◆ GIVEN PROBLEM ◆
Transcribe the entries exactly; images are not part of the copy.

◆ Saved entries ◆

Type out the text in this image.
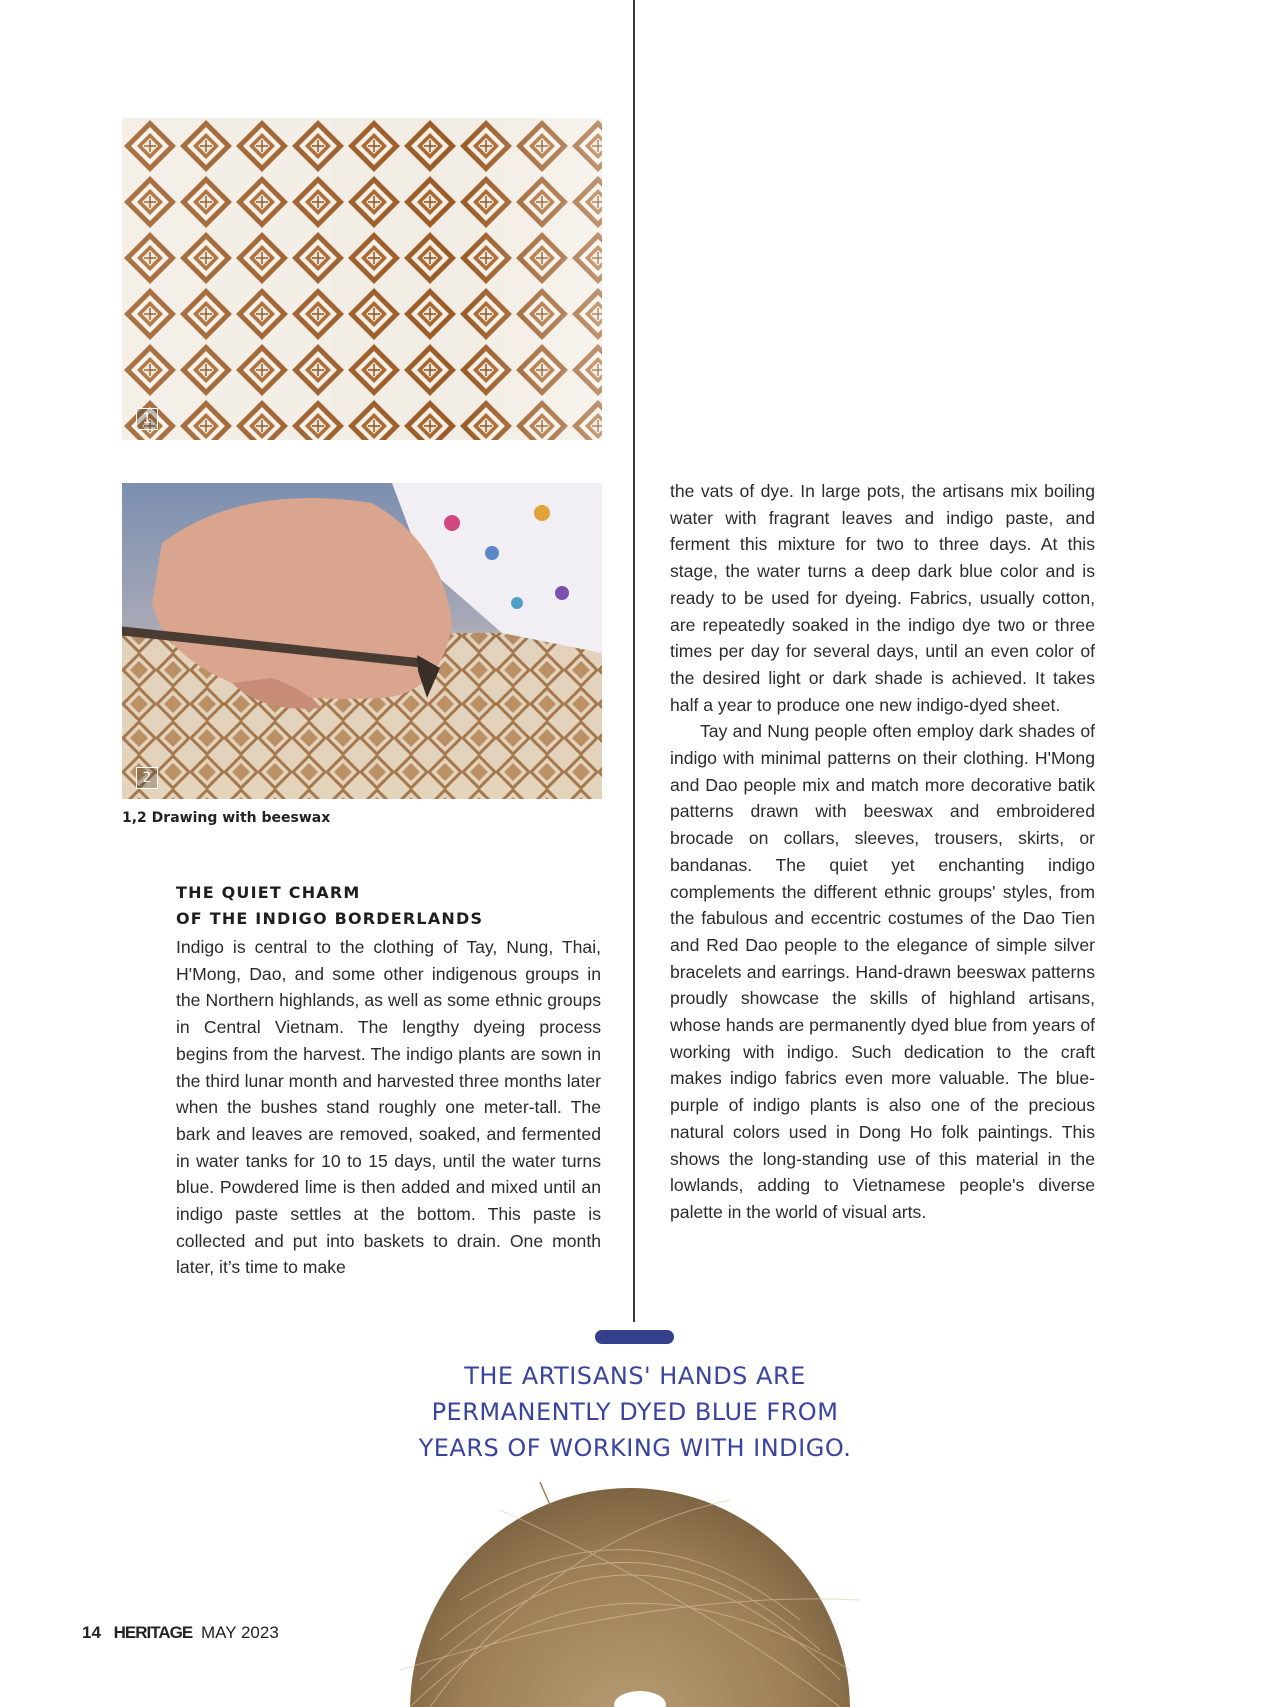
1
2
1,2 Drawing with beeswax
THE QUIET CHARM
OF THE INDIGO BORDERLANDS
Indigo is central to the clothing of Tay, Nung, Thai, H'Mong, Dao, and some other indigenous groups in the Northern highlands, as well as some ethnic groups in Central Vietnam. The lengthy dyeing process begins from the harvest. The indigo plants are sown in the third lunar month and harvested three months later when the bushes stand roughly one meter-tall. The bark and leaves are removed, soaked, and fermented in water tanks for 10 to 15 days, until the water turns blue. Powdered lime is then added and mixed until an indigo paste settles at the bottom. This paste is collected and put into baskets to drain. One month later, it’s time to make

the vats of dye. In large pots, the artisans mix boiling water with fragrant leaves and indigo paste, and ferment this mixture for two to three days. At this stage, the water turns a deep dark blue color and is ready to be used for dyeing. Fabrics, usually cotton, are repeatedly soaked in the indigo dye two or three times per day for several days, until an even color of the desired light or dark shade is achieved. It takes half a year to produce one new indigo-dyed sheet.

Tay and Nung people often employ dark shades of indigo with minimal patterns on their clothing. H'Mong and Dao people mix and match more decorative batik patterns drawn with beeswax and embroidered brocade on collars, sleeves, trousers, skirts, or bandanas. The quiet yet enchanting indigo complements the different ethnic groups' styles, from the fabulous and eccentric costumes of the Dao Tien and Red Dao people to the elegance of simple silver bracelets and earrings. Hand-drawn beeswax patterns proudly showcase the skills of highland artisans, whose hands are permanently dyed blue from years of working with indigo. Such dedication to the craft makes indigo fabrics even more valuable. The blue-purple of indigo plants is also one of the precious natural colors used in Dong Ho folk paintings. This shows the long-standing use of this material in the lowlands, adding to Vietnamese people's diverse palette in the world of visual arts.

THE ARTISANS' HANDS ARE
PERMANENTLY DYED BLUE FROM
YEARS OF WORKING WITH INDIGO.
14 HERITAGE MAY 2023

◆ RESULT OF THE EXERCISE ◆
Type out the text in this image.
1
2
1,2 Drawing with beeswax
THE QUIET CHARM
OF THE INDIGO BORDERLANDS
Indigo is central to the clothing of Tay, Nung, Thai, H'Mong, Dao, and some other indigenous groups in the Northern highlands, as well as some ethnic groups in Central Vietnam. The lengthy dyeing process begins from the harvest. The indigo plants are sown in the third lunar month and harvested three months later when the bushes stand roughly one meter-tall. The bark and leaves are removed, soaked, and fermented in water tanks for 10 to 15 days, until the water turns blue. Powdered lime is then added and mixed until an indigo paste settles at the bottom. This paste is collected and put into baskets to drain. One month later, it’s time to make

the vats of dye. In large pots, the artisans mix boiling water with fragrant leaves and indigo paste, and ferment this mixture for two to three days. At this stage, the water turns a deep dark blue color and is ready to be used for dyeing. Fabrics, usually cotton, are repeatedly soaked in the indigo dye two or three times per day for several days, until an even color of the desired light or dark shade is achieved. It takes half a year to produce one new indigo-dyed sheet.

Tay and Nung people often employ dark shades of indigo with minimal patterns on their clothing. H'Mong and Dao people mix and match more decorative batik patterns drawn with beeswax and embroidered brocade on collars, sleeves, trousers, skirts, or bandanas. The quiet yet enchanting indigo complements the different ethnic groups' styles, from the fabulous and eccentric costumes of the Dao Tien and Red Dao people to the elegance of simple silver bracelets and earrings. Hand-drawn beeswax patterns proudly showcase the skills of highland artisans, whose hands are permanently dyed blue from years of working with indigo. Such dedication to the craft makes indigo fabrics even more valuable. The blue-purple of indigo plants is also one of the precious natural colors used in Dong Ho folk paintings. This shows the long-standing use of this material in the lowlands, adding to Vietnamese people's diverse palette in the world of visual arts.

THE ARTISANS' HANDS ARE
PERMANENTLY DYED BLUE FROM
YEARS OF WORKING WITH INDIGO.
14 HERITAGE MAY 2023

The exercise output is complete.